* Supplied records
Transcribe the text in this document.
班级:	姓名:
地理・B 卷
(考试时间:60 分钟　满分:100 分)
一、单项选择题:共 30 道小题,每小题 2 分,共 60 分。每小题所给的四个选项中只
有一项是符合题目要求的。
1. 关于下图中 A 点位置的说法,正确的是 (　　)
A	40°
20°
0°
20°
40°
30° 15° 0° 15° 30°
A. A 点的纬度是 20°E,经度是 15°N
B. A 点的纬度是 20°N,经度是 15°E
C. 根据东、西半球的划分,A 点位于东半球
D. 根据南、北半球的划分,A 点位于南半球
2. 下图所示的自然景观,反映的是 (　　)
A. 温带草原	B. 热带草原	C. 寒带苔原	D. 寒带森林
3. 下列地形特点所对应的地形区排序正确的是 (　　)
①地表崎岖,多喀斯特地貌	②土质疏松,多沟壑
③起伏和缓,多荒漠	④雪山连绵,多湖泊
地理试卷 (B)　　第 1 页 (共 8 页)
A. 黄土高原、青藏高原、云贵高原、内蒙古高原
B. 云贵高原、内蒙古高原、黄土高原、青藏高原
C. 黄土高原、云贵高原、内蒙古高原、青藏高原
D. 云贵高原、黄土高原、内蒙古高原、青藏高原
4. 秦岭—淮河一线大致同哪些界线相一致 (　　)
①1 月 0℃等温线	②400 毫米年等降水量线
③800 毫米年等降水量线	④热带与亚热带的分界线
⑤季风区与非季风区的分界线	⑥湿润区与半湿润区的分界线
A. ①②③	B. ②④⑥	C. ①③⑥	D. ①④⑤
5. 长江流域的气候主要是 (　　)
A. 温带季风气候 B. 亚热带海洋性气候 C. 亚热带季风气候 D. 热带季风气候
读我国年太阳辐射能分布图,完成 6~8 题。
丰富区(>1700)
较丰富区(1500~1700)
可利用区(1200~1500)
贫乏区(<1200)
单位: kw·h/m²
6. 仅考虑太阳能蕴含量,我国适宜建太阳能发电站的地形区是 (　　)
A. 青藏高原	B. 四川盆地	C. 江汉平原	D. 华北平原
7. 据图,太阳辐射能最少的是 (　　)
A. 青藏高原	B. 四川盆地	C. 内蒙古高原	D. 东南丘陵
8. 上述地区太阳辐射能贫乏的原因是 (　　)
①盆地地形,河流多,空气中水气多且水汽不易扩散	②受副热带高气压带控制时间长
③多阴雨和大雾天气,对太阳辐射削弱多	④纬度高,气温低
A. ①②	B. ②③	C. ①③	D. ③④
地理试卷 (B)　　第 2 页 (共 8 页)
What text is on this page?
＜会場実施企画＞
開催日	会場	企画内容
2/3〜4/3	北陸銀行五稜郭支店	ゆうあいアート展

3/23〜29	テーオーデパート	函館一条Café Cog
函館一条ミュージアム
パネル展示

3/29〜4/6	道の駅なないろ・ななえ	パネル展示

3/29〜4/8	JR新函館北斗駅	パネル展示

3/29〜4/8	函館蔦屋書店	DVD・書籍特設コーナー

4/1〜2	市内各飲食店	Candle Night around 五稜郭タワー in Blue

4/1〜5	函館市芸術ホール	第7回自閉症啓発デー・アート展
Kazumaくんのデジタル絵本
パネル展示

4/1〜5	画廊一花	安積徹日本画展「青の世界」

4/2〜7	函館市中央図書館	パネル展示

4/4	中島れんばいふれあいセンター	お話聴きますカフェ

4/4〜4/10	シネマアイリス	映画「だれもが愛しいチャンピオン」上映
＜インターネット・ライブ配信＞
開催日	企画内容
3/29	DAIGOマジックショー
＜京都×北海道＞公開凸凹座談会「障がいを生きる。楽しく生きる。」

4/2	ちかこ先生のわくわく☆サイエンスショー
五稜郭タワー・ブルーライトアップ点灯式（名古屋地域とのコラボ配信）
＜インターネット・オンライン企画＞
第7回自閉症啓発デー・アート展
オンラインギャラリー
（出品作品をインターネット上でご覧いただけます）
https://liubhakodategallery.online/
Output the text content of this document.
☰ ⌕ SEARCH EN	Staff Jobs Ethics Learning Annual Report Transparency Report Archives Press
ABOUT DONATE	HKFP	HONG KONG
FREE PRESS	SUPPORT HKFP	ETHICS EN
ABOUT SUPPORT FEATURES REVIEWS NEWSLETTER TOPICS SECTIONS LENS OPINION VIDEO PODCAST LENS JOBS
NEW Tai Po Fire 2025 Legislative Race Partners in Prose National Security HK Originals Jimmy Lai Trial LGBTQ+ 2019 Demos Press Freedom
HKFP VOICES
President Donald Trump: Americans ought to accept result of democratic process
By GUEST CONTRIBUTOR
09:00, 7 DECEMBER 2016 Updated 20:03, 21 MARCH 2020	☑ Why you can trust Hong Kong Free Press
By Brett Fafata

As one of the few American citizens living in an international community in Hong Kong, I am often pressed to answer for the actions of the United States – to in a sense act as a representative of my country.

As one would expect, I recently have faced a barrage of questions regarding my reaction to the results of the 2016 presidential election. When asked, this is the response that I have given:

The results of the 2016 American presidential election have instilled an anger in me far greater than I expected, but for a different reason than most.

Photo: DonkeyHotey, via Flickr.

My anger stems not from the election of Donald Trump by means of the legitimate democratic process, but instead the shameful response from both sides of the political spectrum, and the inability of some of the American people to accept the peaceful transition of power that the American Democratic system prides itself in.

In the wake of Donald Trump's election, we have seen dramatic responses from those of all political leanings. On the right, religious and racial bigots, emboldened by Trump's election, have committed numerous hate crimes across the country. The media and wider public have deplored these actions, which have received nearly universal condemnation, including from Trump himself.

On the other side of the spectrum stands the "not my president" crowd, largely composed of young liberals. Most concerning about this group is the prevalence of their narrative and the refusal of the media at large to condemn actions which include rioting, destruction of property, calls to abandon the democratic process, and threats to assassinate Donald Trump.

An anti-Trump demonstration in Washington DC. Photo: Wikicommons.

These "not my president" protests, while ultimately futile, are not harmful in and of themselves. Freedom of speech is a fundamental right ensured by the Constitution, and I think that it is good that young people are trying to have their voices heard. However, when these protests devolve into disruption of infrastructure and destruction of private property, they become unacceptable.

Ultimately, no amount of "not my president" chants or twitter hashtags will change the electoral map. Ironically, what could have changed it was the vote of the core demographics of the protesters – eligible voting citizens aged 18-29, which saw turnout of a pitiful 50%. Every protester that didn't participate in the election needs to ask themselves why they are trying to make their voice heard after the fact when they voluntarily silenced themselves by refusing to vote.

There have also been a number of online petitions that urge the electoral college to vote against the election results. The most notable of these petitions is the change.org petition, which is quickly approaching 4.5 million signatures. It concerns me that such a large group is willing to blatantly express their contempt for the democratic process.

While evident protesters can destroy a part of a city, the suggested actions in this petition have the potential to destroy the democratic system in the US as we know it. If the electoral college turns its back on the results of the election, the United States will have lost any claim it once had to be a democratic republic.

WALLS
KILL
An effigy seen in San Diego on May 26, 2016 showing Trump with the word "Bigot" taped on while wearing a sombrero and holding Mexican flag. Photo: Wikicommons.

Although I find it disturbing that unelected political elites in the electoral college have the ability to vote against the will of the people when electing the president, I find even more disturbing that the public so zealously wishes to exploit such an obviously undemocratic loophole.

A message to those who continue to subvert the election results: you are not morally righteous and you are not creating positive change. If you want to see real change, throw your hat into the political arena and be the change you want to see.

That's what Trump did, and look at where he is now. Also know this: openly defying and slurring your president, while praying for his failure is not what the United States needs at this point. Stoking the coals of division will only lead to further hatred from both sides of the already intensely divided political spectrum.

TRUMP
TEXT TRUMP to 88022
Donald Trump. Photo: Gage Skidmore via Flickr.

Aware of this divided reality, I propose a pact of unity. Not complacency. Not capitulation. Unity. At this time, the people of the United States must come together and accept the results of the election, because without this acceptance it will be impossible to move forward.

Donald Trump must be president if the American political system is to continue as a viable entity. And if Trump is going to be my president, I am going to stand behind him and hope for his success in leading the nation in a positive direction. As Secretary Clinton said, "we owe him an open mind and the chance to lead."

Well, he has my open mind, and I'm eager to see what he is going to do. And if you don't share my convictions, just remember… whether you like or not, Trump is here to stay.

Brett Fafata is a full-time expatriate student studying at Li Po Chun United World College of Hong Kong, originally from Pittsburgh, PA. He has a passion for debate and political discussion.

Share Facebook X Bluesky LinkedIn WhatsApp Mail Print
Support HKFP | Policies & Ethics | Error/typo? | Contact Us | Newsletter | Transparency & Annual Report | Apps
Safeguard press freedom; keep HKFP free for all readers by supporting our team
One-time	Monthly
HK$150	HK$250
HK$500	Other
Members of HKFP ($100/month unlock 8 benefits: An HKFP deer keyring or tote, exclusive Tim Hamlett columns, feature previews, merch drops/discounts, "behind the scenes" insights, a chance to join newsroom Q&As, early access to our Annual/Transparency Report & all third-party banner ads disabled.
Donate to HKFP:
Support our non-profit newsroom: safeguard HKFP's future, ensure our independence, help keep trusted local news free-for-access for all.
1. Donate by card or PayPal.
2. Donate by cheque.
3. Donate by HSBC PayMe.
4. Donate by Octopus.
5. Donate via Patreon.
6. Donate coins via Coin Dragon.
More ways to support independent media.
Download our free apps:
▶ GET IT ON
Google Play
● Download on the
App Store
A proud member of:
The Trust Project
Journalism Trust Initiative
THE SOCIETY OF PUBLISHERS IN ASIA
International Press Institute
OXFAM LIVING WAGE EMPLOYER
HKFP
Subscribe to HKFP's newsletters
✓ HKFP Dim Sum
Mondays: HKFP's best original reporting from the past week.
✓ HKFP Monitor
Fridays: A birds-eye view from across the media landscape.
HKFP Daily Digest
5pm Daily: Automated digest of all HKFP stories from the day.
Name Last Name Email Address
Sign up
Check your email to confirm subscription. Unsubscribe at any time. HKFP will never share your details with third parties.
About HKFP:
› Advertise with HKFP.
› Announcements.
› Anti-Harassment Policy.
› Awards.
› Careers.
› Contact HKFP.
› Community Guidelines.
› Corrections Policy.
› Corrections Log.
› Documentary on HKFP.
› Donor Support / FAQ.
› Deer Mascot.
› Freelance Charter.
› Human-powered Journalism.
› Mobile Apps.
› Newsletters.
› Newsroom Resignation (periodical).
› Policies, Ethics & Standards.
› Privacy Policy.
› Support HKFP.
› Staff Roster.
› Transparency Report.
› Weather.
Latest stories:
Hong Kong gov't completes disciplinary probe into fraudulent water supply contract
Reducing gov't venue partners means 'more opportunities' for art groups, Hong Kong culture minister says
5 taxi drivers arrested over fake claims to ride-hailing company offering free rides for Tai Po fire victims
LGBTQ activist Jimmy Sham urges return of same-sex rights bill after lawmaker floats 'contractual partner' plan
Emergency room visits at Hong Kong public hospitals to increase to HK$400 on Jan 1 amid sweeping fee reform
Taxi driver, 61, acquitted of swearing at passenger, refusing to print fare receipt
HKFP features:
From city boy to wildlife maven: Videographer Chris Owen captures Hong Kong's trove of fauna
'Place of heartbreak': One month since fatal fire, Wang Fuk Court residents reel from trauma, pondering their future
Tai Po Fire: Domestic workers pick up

* Exercise
Gather each line in the data that holds the string "large".

* Result of the exercise
On the other side of the spectrum stands the "not my president" crowd, largely composed of young liberals. Most concerning about this group is the prevalence of their narrative and the refusal of the media at large to condemn actions which include rioting, destruction of property, calls to abandon the democratic process, and threats to assassinate Donald Trump.
There have also been a number of online petitions that urge the electoral college to vote against the election results. The most notable of these petitions is the change.org petition, which is quickly approaching 4.5 million signatures. It concerns me that such a large group is willing to blatantly express their contempt for the democratic process.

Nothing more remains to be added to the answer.